**Raw records:**
>>>
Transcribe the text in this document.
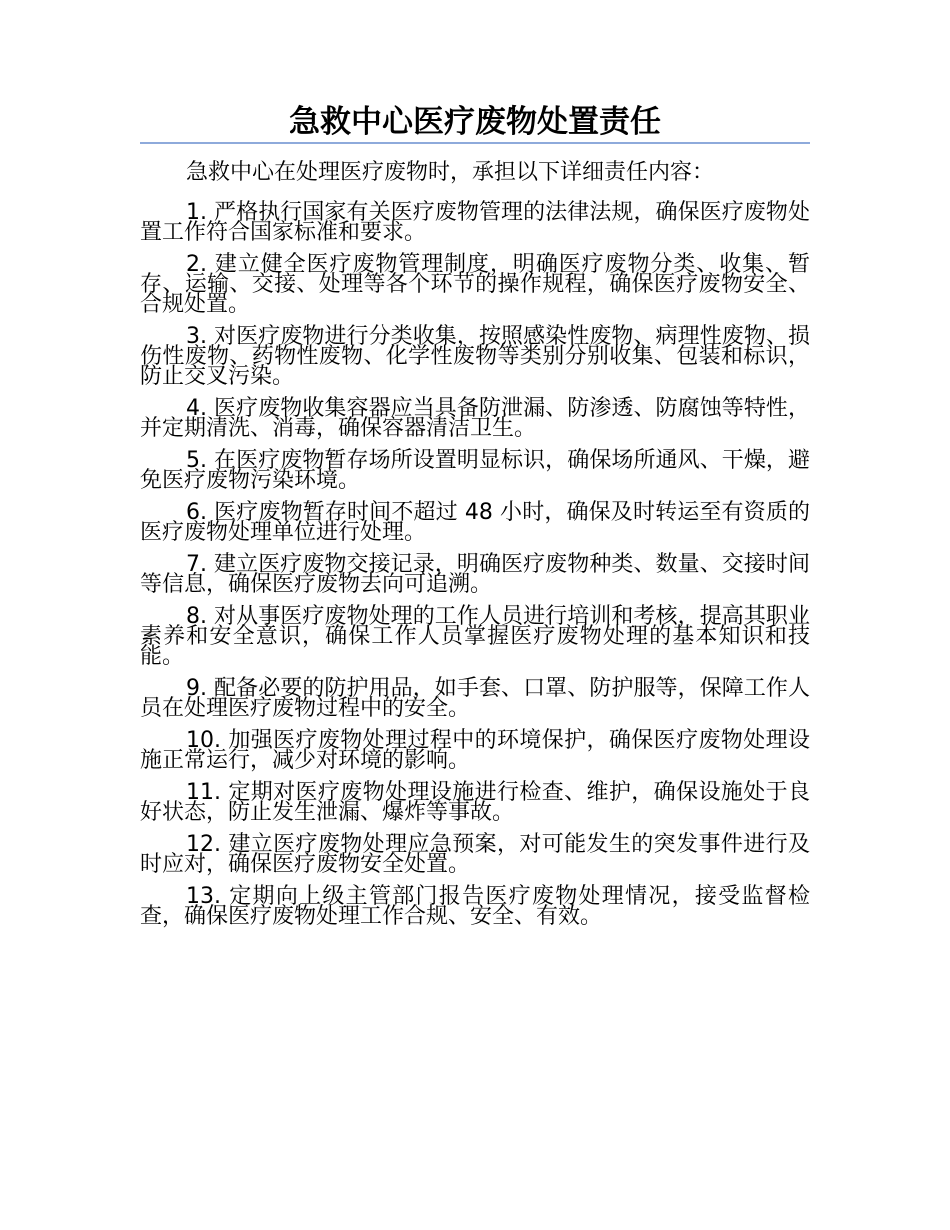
急救中心医疗废物处置责任

急救中心在处理医疗废物时，承担以下详细责任内容：

1. 严格执行国家有关医疗废物管理的法律法规，确保医疗废物处置工作符合国家标准和要求。

2. 建立健全医疗废物管理制度，明确医疗废物分类、收集、暂存、运输、交接、处理等各个环节的操作规程，确保医疗废物安全、合规处置。

3. 对医疗废物进行分类收集，按照感染性废物、病理性废物、损伤性废物、药物性废物、化学性废物等类别分别收集、包装和标识，防止交叉污染。

4. 医疗废物收集容器应当具备防泄漏、防渗透、防腐蚀等特性，并定期清洗、消毒，确保容器清洁卫生。

5. 在医疗废物暂存场所设置明显标识，确保场所通风、干燥，避免医疗废物污染环境。

6. 医疗废物暂存时间不超过 48 小时，确保及时转运至有资质的医疗废物处理单位进行处理。

7. 建立医疗废物交接记录，明确医疗废物种类、数量、交接时间等信息，确保医疗废物去向可追溯。

8. 对从事医疗废物处理的工作人员进行培训和考核，提高其职业素养和安全意识，确保工作人员掌握医疗废物处理的基本知识和技能。

9. 配备必要的防护用品，如手套、口罩、防护服等，保障工作人员在处理医疗废物过程中的安全。

10. 加强医疗废物处理过程中的环境保护，确保医疗废物处理设施正常运行，减少对环境的影响。

11. 定期对医疗废物处理设施进行检查、维护，确保设施处于良好状态，防止发生泄漏、爆炸等事故。

12. 建立医疗废物处理应急预案，对可能发生的突发事件进行及时应对，确保医疗废物安全处置。

13. 定期向上级主管部门报告医疗废物处理情况，接受监督检查，确保医疗废物处理工作合规、安全、有效。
<<<
**REQUIREMENTS:** Leave out the pictures and copy every record above exactly.

**COMPLETE OUTPUT:**
Transcribe the text in this document.
急救中心医疗废物处置责任

急救中心在处理医疗废物时，承担以下详细责任内容：

1. 严格执行国家有关医疗废物管理的法律法规，确保医疗废物处置工作符合国家标准和要求。

2. 建立健全医疗废物管理制度，明确医疗废物分类、收集、暂存、运输、交接、处理等各个环节的操作规程，确保医疗废物安全、合规处置。

3. 对医疗废物进行分类收集，按照感染性废物、病理性废物、损伤性废物、药物性废物、化学性废物等类别分别收集、包装和标识，防止交叉污染。

4. 医疗废物收集容器应当具备防泄漏、防渗透、防腐蚀等特性，并定期清洗、消毒，确保容器清洁卫生。

5. 在医疗废物暂存场所设置明显标识，确保场所通风、干燥，避免医疗废物污染环境。

6. 医疗废物暂存时间不超过 48 小时，确保及时转运至有资质的医疗废物处理单位进行处理。

7. 建立医疗废物交接记录，明确医疗废物种类、数量、交接时间等信息，确保医疗废物去向可追溯。

8. 对从事医疗废物处理的工作人员进行培训和考核，提高其职业素养和安全意识，确保工作人员掌握医疗废物处理的基本知识和技能。

9. 配备必要的防护用品，如手套、口罩、防护服等，保障工作人员在处理医疗废物过程中的安全。

10. 加强医疗废物处理过程中的环境保护，确保医疗废物处理设施正常运行，减少对环境的影响。

11. 定期对医疗废物处理设施进行检查、维护，确保设施处于良好状态，防止发生泄漏、爆炸等事故。

12. 建立医疗废物处理应急预案，对可能发生的突发事件进行及时应对，确保医疗废物安全处置。

13. 定期向上级主管部门报告医疗废物处理情况，接受监督检查，确保医疗废物处理工作合规、安全、有效。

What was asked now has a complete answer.